Exercise details
Transcribe each line of the records below exactly, excluding any embedded images.

Recorded information
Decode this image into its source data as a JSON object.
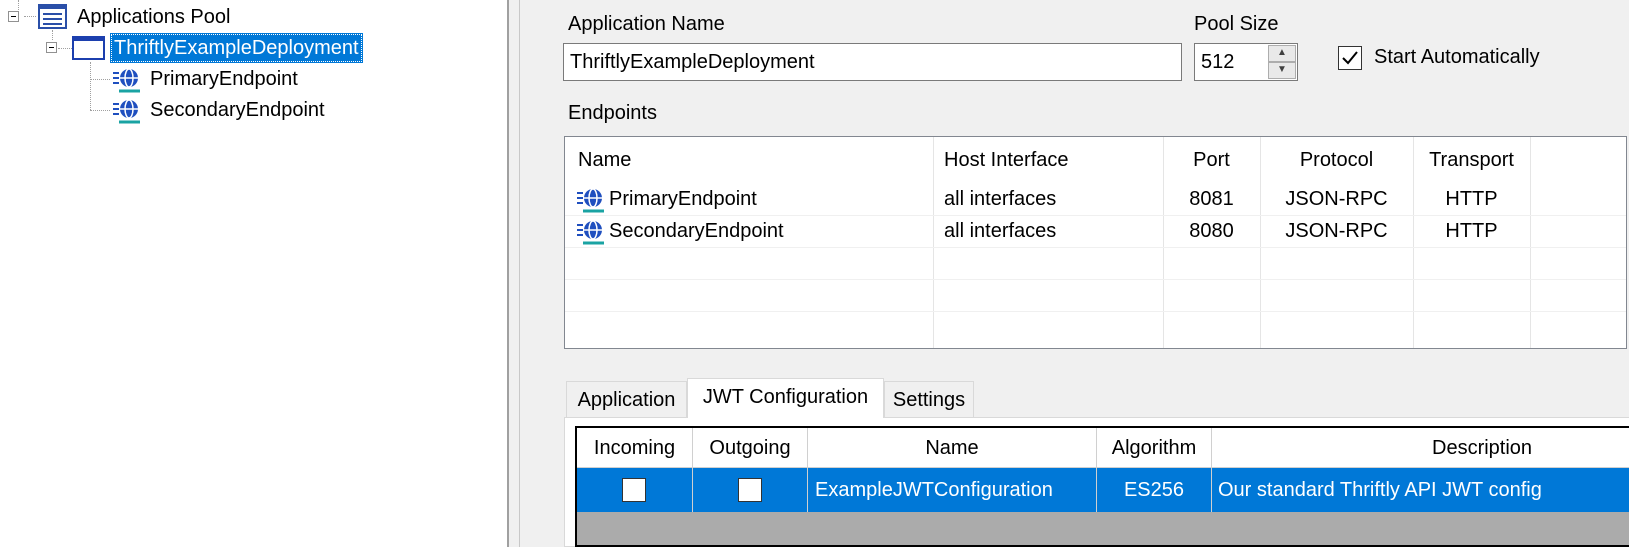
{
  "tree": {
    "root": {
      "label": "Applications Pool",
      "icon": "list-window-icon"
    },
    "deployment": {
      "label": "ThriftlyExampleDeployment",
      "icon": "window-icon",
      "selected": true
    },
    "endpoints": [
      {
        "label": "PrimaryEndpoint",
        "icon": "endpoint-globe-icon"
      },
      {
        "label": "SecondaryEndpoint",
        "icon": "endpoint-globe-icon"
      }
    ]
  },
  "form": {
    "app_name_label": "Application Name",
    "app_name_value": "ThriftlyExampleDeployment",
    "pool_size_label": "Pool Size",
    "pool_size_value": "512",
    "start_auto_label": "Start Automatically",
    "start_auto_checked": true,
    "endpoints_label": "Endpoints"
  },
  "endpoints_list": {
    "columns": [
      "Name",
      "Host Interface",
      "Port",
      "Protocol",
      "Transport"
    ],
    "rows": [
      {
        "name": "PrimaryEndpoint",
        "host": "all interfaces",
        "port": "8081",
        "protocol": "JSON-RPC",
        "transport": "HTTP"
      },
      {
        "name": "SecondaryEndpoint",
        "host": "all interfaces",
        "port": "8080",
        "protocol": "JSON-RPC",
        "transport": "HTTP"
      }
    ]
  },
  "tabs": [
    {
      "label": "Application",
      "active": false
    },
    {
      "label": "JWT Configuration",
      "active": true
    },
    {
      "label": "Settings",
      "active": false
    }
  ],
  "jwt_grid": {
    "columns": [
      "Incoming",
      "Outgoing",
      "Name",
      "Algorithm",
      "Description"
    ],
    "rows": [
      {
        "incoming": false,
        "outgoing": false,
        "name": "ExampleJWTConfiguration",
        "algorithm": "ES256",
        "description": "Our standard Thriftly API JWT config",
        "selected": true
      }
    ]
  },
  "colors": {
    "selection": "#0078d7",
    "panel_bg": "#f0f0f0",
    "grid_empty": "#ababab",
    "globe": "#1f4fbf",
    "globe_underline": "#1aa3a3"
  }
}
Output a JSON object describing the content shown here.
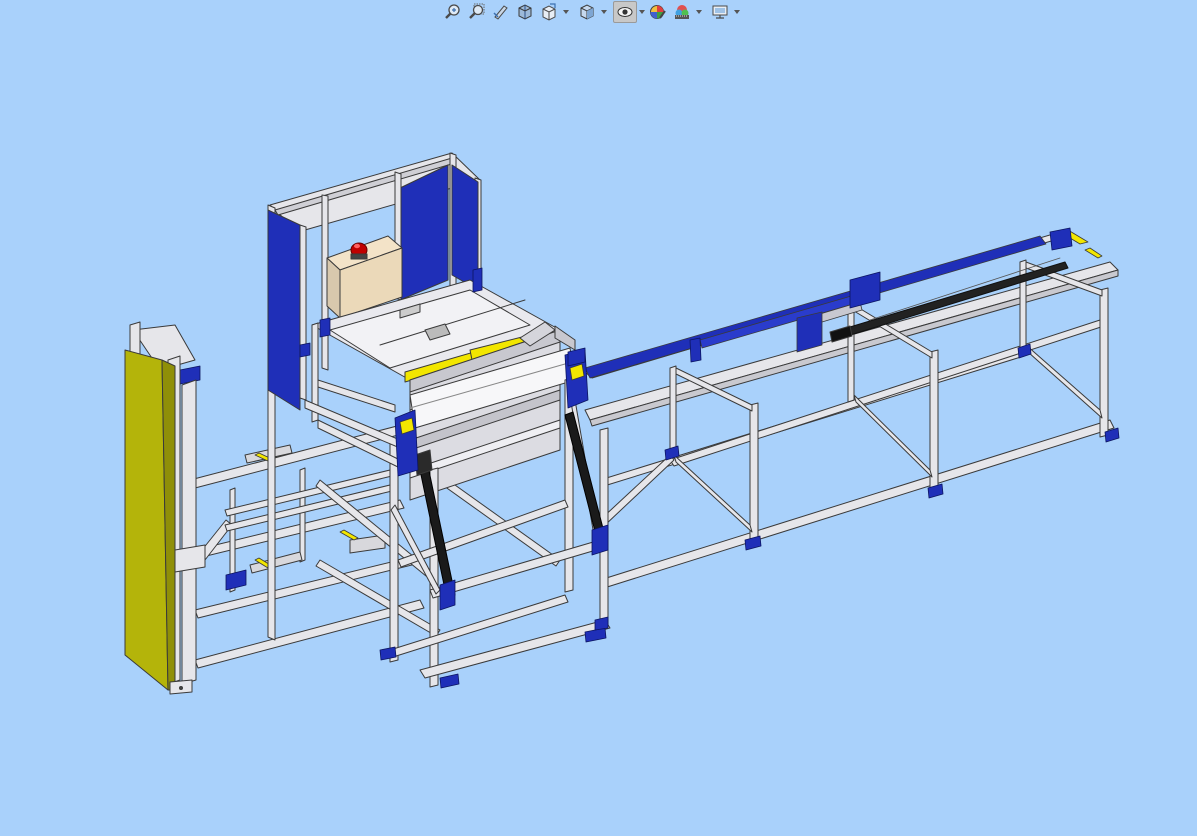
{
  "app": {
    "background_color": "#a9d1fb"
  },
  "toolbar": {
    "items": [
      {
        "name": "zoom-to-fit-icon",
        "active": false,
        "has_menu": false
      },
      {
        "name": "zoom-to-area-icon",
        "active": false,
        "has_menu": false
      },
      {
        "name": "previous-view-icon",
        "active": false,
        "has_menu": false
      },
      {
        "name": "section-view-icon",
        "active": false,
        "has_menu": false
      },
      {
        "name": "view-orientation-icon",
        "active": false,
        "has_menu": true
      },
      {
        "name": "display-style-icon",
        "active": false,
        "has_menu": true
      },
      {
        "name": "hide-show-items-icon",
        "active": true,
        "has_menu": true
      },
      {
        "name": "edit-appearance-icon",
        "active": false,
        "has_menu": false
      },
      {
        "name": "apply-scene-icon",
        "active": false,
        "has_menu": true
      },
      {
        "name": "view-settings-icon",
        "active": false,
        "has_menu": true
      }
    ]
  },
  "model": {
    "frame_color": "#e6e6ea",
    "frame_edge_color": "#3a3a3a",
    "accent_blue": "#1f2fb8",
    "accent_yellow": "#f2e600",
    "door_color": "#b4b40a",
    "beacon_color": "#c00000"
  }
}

Exercise response
Decode this image into its source data as a JSON object.
{
  "tree": {
    "root": {
      "label": "Applications Pool",
      "icon": "list-window-icon"
    },
    "deployment": {
      "label": "ThriftlyExampleDeployment",
      "icon": "window-icon",
      "selected": true
    },
    "endpoints": [
      {
        "label": "PrimaryEndpoint",
        "icon": "endpoint-globe-icon"
      },
      {
        "label": "SecondaryEndpoint",
        "icon": "endpoint-globe-icon"
      }
    ]
  },
  "form": {
    "app_name_label": "Application Name",
    "app_name_value": "ThriftlyExampleDeployment",
    "pool_size_label": "Pool Size",
    "pool_size_value": "512",
    "start_auto_label": "Start Automatically",
    "start_auto_checked": true,
    "endpoints_label": "Endpoints"
  },
  "endpoints_list": {
    "columns": [
      "Name",
      "Host Interface",
      "Port",
      "Protocol",
      "Transport"
    ],
    "rows": [
      {
        "name": "PrimaryEndpoint",
        "host": "all interfaces",
        "port": "8081",
        "protocol": "JSON-RPC",
        "transport": "HTTP"
      },
      {
        "name": "SecondaryEndpoint",
        "host": "all interfaces",
        "port": "8080",
        "protocol": "JSON-RPC",
        "transport": "HTTP"
      }
    ]
  },
  "tabs": [
    {
      "label": "Application",
      "active": false
    },
    {
      "label": "JWT Configuration",
      "active": true
    },
    {
      "label": "Settings",
      "active": false
    }
  ],
  "jwt_grid": {
    "columns": [
      "Incoming",
      "Outgoing",
      "Name",
      "Algorithm",
      "Description"
    ],
    "rows": [
      {
        "incoming": false,
        "outgoing": false,
        "name": "ExampleJWTConfiguration",
        "algorithm": "ES256",
        "description": "Our standard Thriftly API JWT config",
        "selected": true
      }
    ]
  },
  "colors": {
    "selection": "#0078d7",
    "panel_bg": "#f0f0f0",
    "grid_empty": "#ababab",
    "globe": "#1f4fbf",
    "globe_underline": "#1aa3a3"
  }
}
Output a JSON object describing the content shown here.
{
  "app": {
    "background_color": "#a9d1fb"
  },
  "toolbar": {
    "items": [
      {
        "name": "zoom-to-fit-icon",
        "active": false,
        "has_menu": false
      },
      {
        "name": "zoom-to-area-icon",
        "active": false,
        "has_menu": false
      },
      {
        "name": "previous-view-icon",
        "active": false,
        "has_menu": false
      },
      {
        "name": "section-view-icon",
        "active": false,
        "has_menu": false
      },
      {
        "name": "view-orientation-icon",
        "active": false,
        "has_menu": true
      },
      {
        "name": "display-style-icon",
        "active": false,
        "has_menu": true
      },
      {
        "name": "hide-show-items-icon",
        "active": true,
        "has_menu": true
      },
      {
        "name": "edit-appearance-icon",
        "active": false,
        "has_menu": false
      },
      {
        "name": "apply-scene-icon",
        "active": false,
        "has_menu": true
      },
      {
        "name": "view-settings-icon",
        "active": false,
        "has_menu": true
      }
    ]
  },
  "model": {
    "frame_color": "#e6e6ea",
    "frame_edge_color": "#3a3a3a",
    "accent_blue": "#1f2fb8",
    "accent_yellow": "#f2e600",
    "door_color": "#b4b40a",
    "beacon_color": "#c00000"
  }
}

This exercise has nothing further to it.